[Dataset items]

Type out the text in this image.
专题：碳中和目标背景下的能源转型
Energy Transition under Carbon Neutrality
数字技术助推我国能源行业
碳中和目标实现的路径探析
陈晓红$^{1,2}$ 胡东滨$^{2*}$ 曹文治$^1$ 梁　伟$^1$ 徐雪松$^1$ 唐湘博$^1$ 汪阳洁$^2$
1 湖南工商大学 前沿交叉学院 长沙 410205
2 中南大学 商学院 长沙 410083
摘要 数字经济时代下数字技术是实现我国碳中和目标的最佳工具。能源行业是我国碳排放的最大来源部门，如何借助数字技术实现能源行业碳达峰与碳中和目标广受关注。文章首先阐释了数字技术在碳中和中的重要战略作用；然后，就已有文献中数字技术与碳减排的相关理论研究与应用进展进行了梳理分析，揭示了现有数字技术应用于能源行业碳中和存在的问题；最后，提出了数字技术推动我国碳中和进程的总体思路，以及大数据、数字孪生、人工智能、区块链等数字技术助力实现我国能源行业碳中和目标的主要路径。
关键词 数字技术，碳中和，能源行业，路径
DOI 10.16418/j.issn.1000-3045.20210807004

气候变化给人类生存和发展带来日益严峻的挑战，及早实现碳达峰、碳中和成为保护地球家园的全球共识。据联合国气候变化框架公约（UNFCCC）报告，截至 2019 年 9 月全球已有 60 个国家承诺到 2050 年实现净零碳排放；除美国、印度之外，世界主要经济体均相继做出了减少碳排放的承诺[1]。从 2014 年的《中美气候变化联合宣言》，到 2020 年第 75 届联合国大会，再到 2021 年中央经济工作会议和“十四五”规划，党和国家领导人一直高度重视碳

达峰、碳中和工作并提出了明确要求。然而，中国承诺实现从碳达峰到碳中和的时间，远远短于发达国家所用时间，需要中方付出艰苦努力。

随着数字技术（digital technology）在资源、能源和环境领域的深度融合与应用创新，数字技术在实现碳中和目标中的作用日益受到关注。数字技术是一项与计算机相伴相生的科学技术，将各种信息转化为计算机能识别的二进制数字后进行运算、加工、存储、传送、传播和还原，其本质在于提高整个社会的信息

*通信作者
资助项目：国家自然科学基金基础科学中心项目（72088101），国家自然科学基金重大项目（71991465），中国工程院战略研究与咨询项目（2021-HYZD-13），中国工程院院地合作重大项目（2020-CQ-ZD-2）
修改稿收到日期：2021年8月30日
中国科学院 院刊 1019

### Problem to work on
Return the material exactly as it stands.

### Task output
Type out the text in this image.
专题：碳中和目标背景下的能源转型
Energy Transition under Carbon Neutrality
数字技术助推我国能源行业
碳中和目标实现的路径探析
陈晓红$^{1,2}$ 胡东滨$^{2*}$ 曹文治$^1$ 梁　伟$^1$ 徐雪松$^1$ 唐湘博$^1$ 汪阳洁$^2$
1 湖南工商大学 前沿交叉学院 长沙 410205
2 中南大学 商学院 长沙 410083
摘要 数字经济时代下数字技术是实现我国碳中和目标的最佳工具。能源行业是我国碳排放的最大来源部门，如何借助数字技术实现能源行业碳达峰与碳中和目标广受关注。文章首先阐释了数字技术在碳中和中的重要战略作用；然后，就已有文献中数字技术与碳减排的相关理论研究与应用进展进行了梳理分析，揭示了现有数字技术应用于能源行业碳中和存在的问题；最后，提出了数字技术推动我国碳中和进程的总体思路，以及大数据、数字孪生、人工智能、区块链等数字技术助力实现我国能源行业碳中和目标的主要路径。
关键词 数字技术，碳中和，能源行业，路径
DOI 10.16418/j.issn.1000-3045.20210807004

气候变化给人类生存和发展带来日益严峻的挑战，及早实现碳达峰、碳中和成为保护地球家园的全球共识。据联合国气候变化框架公约（UNFCCC）报告，截至 2019 年 9 月全球已有 60 个国家承诺到 2050 年实现净零碳排放；除美国、印度之外，世界主要经济体均相继做出了减少碳排放的承诺[1]。从 2014 年的《中美气候变化联合宣言》，到 2020 年第 75 届联合国大会，再到 2021 年中央经济工作会议和“十四五”规划，党和国家领导人一直高度重视碳

达峰、碳中和工作并提出了明确要求。然而，中国承诺实现从碳达峰到碳中和的时间，远远短于发达国家所用时间，需要中方付出艰苦努力。

随着数字技术（digital technology）在资源、能源和环境领域的深度融合与应用创新，数字技术在实现碳中和目标中的作用日益受到关注。数字技术是一项与计算机相伴相生的科学技术，将各种信息转化为计算机能识别的二进制数字后进行运算、加工、存储、传送、传播和还原，其本质在于提高整个社会的信息

*通信作者
资助项目：国家自然科学基金基础科学中心项目（72088101），国家自然科学基金重大项目（71991465），中国工程院战略研究与咨询项目（2021-HYZD-13），中国工程院院地合作重大项目（2020-CQ-ZD-2）
修改稿收到日期：2021年8月30日
中国科学院 院刊 1019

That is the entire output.